## Record excerpts:
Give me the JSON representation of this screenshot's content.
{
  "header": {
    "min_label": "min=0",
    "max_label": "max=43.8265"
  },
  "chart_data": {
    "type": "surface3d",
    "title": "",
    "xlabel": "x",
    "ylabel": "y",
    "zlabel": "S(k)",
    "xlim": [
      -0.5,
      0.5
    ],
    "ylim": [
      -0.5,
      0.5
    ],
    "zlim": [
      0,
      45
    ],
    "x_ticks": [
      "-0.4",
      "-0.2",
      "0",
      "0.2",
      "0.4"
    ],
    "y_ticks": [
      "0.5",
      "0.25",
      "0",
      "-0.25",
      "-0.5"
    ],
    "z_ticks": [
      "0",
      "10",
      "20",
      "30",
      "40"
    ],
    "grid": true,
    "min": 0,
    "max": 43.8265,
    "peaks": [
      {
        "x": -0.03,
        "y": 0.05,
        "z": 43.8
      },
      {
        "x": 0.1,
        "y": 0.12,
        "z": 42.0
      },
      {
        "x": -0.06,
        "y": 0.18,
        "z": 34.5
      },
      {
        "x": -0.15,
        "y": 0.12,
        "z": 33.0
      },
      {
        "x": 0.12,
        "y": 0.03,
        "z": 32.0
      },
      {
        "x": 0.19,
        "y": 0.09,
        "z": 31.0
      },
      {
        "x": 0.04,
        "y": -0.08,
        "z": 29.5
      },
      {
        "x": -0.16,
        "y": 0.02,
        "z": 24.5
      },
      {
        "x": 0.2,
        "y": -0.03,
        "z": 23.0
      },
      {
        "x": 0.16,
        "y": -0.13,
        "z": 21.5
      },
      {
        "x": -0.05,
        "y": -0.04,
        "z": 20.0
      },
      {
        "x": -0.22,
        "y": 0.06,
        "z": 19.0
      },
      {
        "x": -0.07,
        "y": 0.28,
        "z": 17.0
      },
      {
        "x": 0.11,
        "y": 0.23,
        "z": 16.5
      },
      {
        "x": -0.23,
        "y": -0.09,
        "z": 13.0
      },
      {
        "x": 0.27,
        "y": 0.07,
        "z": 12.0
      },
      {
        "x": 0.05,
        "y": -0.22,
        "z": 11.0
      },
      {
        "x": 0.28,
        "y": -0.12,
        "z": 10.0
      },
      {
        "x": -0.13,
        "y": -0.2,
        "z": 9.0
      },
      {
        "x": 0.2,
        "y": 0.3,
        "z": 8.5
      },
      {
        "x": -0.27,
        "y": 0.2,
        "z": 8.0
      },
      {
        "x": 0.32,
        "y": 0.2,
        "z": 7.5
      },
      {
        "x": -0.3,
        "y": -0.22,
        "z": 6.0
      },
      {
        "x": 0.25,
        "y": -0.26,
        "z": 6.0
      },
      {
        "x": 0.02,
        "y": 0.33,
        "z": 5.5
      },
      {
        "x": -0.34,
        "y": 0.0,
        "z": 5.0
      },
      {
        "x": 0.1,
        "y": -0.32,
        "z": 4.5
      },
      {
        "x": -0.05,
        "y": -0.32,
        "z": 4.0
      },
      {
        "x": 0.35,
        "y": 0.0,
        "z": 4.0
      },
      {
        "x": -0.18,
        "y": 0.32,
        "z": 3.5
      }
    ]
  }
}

## Exercise:
Word for word, quote all of the data above.

## Problem solution:
Give me the JSON representation of this screenshot's content.
{
  "header": {
    "min_label": "min=0",
    "max_label": "max=43.8265"
  },
  "chart_data": {
    "type": "surface3d",
    "title": "",
    "xlabel": "x",
    "ylabel": "y",
    "zlabel": "S(k)",
    "xlim": [
      -0.5,
      0.5
    ],
    "ylim": [
      -0.5,
      0.5
    ],
    "zlim": [
      0,
      45
    ],
    "x_ticks": [
      "-0.4",
      "-0.2",
      "0",
      "0.2",
      "0.4"
    ],
    "y_ticks": [
      "0.5",
      "0.25",
      "0",
      "-0.25",
      "-0.5"
    ],
    "z_ticks": [
      "0",
      "10",
      "20",
      "30",
      "40"
    ],
    "grid": true,
    "min": 0,
    "max": 43.8265,
    "peaks": [
      {
        "x": -0.03,
        "y": 0.05,
        "z": 43.8
      },
      {
        "x": 0.1,
        "y": 0.12,
        "z": 42.0
      },
      {
        "x": -0.06,
        "y": 0.18,
        "z": 34.5
      },
      {
        "x": -0.15,
        "y": 0.12,
        "z": 33.0
      },
      {
        "x": 0.12,
        "y": 0.03,
        "z": 32.0
      },
      {
        "x": 0.19,
        "y": 0.09,
        "z": 31.0
      },
      {
        "x": 0.04,
        "y": -0.08,
        "z": 29.5
      },
      {
        "x": -0.16,
        "y": 0.02,
        "z": 24.5
      },
      {
        "x": 0.2,
        "y": -0.03,
        "z": 23.0
      },
      {
        "x": 0.16,
        "y": -0.13,
        "z": 21.5
      },
      {
        "x": -0.05,
        "y": -0.04,
        "z": 20.0
      },
      {
        "x": -0.22,
        "y": 0.06,
        "z": 19.0
      },
      {
        "x": -0.07,
        "y": 0.28,
        "z": 17.0
      },
      {
        "x": 0.11,
        "y": 0.23,
        "z": 16.5
      },
      {
        "x": -0.23,
        "y": -0.09,
        "z": 13.0
      },
      {
        "x": 0.27,
        "y": 0.07,
        "z": 12.0
      },
      {
        "x": 0.05,
        "y": -0.22,
        "z": 11.0
      },
      {
        "x": 0.28,
        "y": -0.12,
        "z": 10.0
      },
      {
        "x": -0.13,
        "y": -0.2,
        "z": 9.0
      },
      {
        "x": 0.2,
        "y": 0.3,
        "z": 8.5
      },
      {
        "x": -0.27,
        "y": 0.2,
        "z": 8.0
      },
      {
        "x": 0.32,
        "y": 0.2,
        "z": 7.5
      },
      {
        "x": -0.3,
        "y": -0.22,
        "z": 6.0
      },
      {
        "x": 0.25,
        "y": -0.26,
        "z": 6.0
      },
      {
        "x": 0.02,
        "y": 0.33,
        "z": 5.5
      },
      {
        "x": -0.34,
        "y": 0.0,
        "z": 5.0
      },
      {
        "x": 0.1,
        "y": -0.32,
        "z": 4.5
      },
      {
        "x": -0.05,
        "y": -0.32,
        "z": 4.0
      },
      {
        "x": 0.35,
        "y": 0.0,
        "z": 4.0
      },
      {
        "x": -0.18,
        "y": 0.32,
        "z": 3.5
      }
    ]
  }
}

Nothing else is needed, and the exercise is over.